* Set problem *
Show all lines from the data that include the word "boss".

* Records supplied *
>> BEGIN

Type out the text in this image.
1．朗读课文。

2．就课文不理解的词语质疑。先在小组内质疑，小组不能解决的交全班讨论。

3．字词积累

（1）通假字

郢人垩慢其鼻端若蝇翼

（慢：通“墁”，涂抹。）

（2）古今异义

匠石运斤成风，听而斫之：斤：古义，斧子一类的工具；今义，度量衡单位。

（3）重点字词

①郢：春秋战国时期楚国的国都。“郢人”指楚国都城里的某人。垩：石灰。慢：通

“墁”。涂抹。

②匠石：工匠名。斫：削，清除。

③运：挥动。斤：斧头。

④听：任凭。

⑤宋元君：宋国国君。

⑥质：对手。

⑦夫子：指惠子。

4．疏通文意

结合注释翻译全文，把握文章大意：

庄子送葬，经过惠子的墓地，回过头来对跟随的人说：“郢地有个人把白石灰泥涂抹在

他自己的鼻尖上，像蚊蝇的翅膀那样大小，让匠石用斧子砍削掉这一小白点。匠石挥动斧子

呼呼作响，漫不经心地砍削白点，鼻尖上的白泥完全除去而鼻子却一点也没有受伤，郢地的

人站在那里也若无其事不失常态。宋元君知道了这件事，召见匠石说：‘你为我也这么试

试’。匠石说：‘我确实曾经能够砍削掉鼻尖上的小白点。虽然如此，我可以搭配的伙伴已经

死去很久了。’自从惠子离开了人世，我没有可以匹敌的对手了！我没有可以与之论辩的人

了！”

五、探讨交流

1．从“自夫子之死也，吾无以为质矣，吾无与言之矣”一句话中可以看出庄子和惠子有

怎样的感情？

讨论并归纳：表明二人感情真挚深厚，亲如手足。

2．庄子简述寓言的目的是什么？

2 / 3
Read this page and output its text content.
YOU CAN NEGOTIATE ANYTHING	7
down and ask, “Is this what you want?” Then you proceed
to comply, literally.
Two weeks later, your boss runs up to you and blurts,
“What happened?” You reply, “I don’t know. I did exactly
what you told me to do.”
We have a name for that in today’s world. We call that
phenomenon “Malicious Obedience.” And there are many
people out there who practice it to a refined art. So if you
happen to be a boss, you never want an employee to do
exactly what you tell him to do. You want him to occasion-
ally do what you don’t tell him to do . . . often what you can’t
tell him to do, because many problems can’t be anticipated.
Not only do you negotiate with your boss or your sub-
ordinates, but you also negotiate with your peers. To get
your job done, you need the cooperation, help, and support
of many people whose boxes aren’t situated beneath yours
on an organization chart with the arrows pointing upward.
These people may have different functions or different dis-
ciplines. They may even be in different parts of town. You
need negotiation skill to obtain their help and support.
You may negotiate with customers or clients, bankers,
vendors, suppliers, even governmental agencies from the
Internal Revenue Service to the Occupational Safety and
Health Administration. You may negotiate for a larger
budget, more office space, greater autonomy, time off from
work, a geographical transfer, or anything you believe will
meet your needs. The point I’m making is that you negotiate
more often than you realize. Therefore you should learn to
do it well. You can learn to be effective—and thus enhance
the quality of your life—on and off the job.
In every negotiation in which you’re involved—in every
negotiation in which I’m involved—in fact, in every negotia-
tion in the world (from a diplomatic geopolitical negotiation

>> END

* Right answer *
Two weeks later, your boss runs up to you and blurts,
happen to be a boss, you never want an employee to do
Not only do you negotiate with your boss or your sub-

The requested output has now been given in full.